[Collected data entries]
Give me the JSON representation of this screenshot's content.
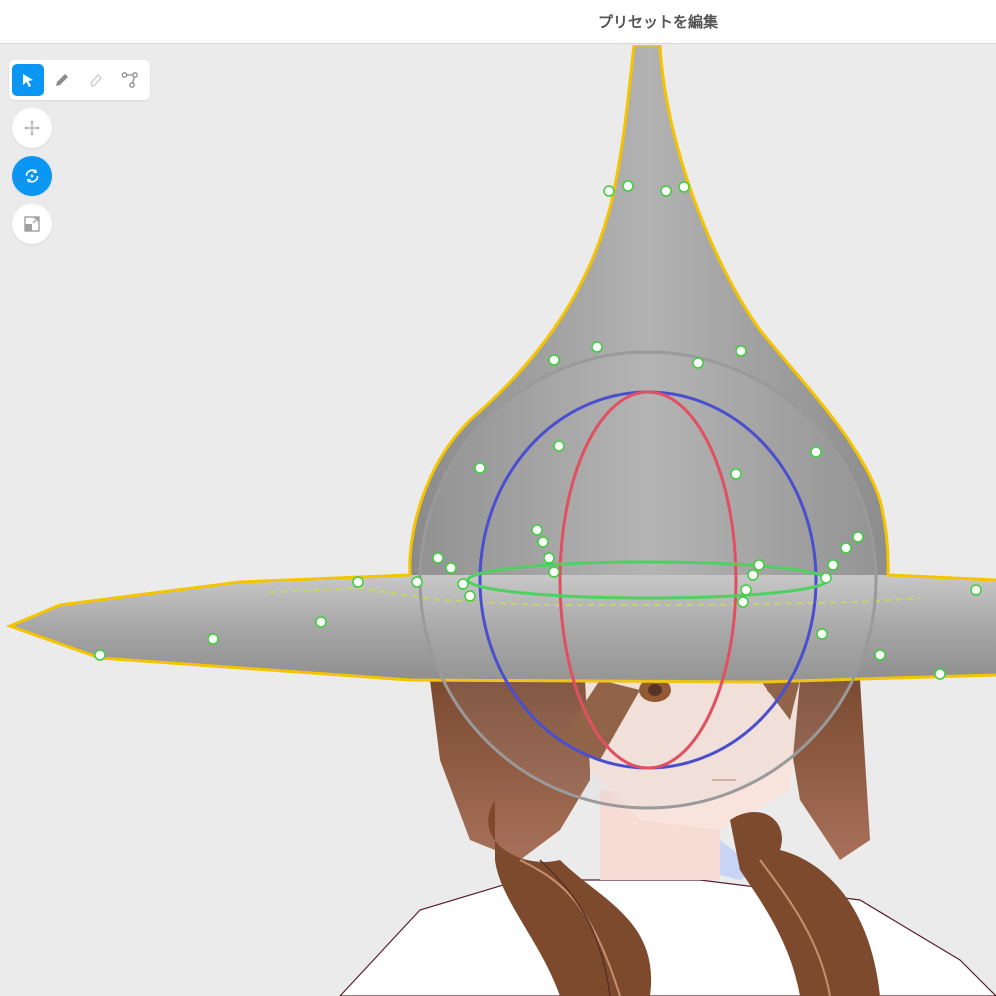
{
  "header": {
    "title": "プリセットを編集"
  },
  "toolbar": {
    "tools": [
      {
        "icon": "select-arrow-icon",
        "active": true
      },
      {
        "icon": "pencil-icon",
        "active": false
      },
      {
        "icon": "eraser-icon",
        "active": false
      },
      {
        "icon": "bone-chain-icon",
        "active": false
      }
    ]
  },
  "transform_modes": [
    {
      "icon": "move-icon",
      "active": false
    },
    {
      "icon": "rotate-icon",
      "active": true
    },
    {
      "icon": "scale-icon",
      "active": false
    }
  ],
  "colors": {
    "accent": "#0a96f2",
    "outline": "#f5c400",
    "gizmo_x": "#e05060",
    "gizmo_y": "#4a4fd0",
    "gizmo_z": "#4fd060",
    "bone_point": "#3ccf3c"
  }
}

[WORK TO COMPLETE]
Give the number of lines containing the word "icon". No other answer is needed.

[OUTPUT FOR THIS EXERCISE]
7